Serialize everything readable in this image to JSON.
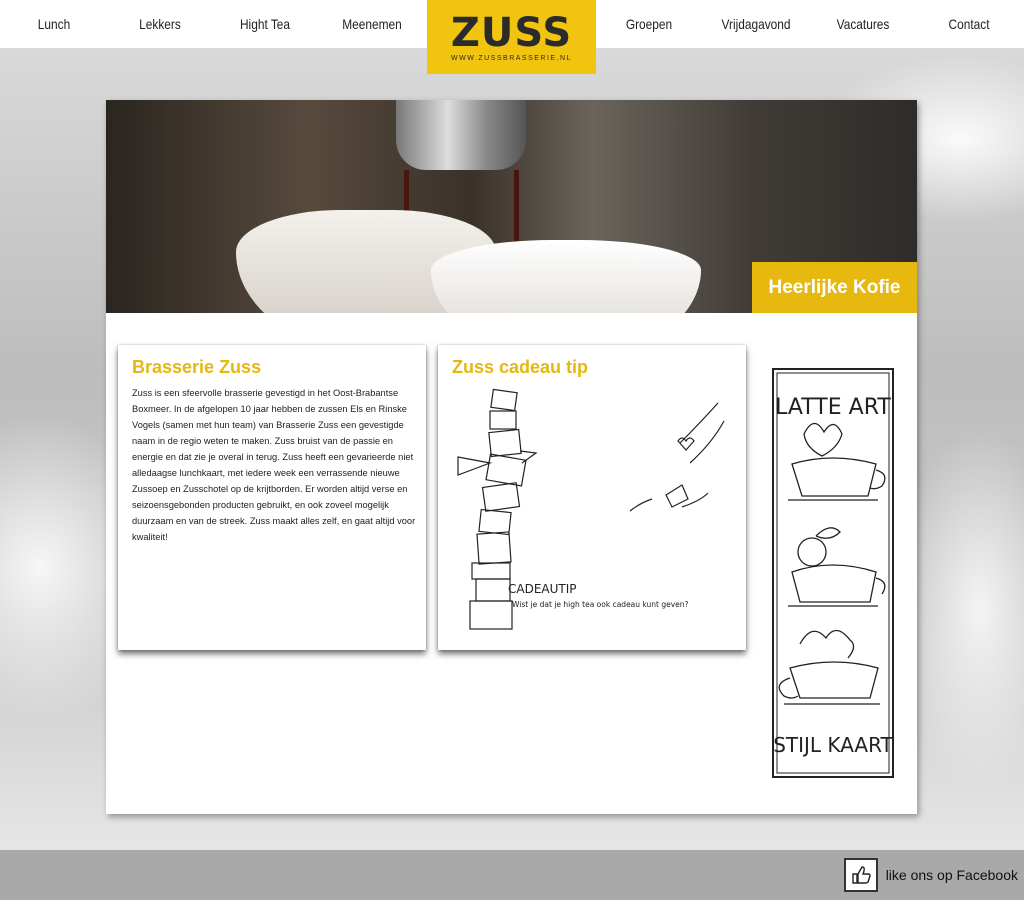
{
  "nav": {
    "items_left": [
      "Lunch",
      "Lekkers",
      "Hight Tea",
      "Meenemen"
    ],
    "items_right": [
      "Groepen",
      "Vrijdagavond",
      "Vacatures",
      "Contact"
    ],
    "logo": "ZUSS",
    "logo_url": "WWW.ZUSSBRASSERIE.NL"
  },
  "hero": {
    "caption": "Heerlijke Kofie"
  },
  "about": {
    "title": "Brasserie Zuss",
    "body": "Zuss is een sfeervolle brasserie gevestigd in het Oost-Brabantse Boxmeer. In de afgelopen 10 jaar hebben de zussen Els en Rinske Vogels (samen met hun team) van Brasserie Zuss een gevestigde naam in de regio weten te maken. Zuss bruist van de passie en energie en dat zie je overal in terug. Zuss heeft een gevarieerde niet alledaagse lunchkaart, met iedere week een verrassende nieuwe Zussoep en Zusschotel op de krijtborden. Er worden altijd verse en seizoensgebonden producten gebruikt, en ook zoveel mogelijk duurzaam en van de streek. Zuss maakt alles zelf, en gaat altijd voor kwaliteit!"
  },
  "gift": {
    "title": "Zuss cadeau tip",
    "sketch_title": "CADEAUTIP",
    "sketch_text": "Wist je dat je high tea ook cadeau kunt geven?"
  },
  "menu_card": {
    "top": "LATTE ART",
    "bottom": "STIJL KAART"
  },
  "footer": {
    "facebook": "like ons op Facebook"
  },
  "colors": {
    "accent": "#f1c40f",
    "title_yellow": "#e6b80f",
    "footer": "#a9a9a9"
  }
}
= = = = =
What to work on: Without including the pictures, return each record above exactly as it stands.

The completed task:
Serialize everything readable in this image to JSON.
{
  "nav": {
    "items_left": [
      "Lunch",
      "Lekkers",
      "Hight Tea",
      "Meenemen"
    ],
    "items_right": [
      "Groepen",
      "Vrijdagavond",
      "Vacatures",
      "Contact"
    ],
    "logo": "ZUSS",
    "logo_url": "WWW.ZUSSBRASSERIE.NL"
  },
  "hero": {
    "caption": "Heerlijke Kofie"
  },
  "about": {
    "title": "Brasserie Zuss",
    "body": "Zuss is een sfeervolle brasserie gevestigd in het Oost-Brabantse Boxmeer. In de afgelopen 10 jaar hebben de zussen Els en Rinske Vogels (samen met hun team) van Brasserie Zuss een gevestigde naam in de regio weten te maken. Zuss bruist van de passie en energie en dat zie je overal in terug. Zuss heeft een gevarieerde niet alledaagse lunchkaart, met iedere week een verrassende nieuwe Zussoep en Zusschotel op de krijtborden. Er worden altijd verse en seizoensgebonden producten gebruikt, en ook zoveel mogelijk duurzaam en van de streek. Zuss maakt alles zelf, en gaat altijd voor kwaliteit!"
  },
  "gift": {
    "title": "Zuss cadeau tip",
    "sketch_title": "CADEAUTIP",
    "sketch_text": "Wist je dat je high tea ook cadeau kunt geven?"
  },
  "menu_card": {
    "top": "LATTE ART",
    "bottom": "STIJL KAART"
  },
  "footer": {
    "facebook": "like ons op Facebook"
  },
  "colors": {
    "accent": "#f1c40f",
    "title_yellow": "#e6b80f",
    "footer": "#a9a9a9"
  }
}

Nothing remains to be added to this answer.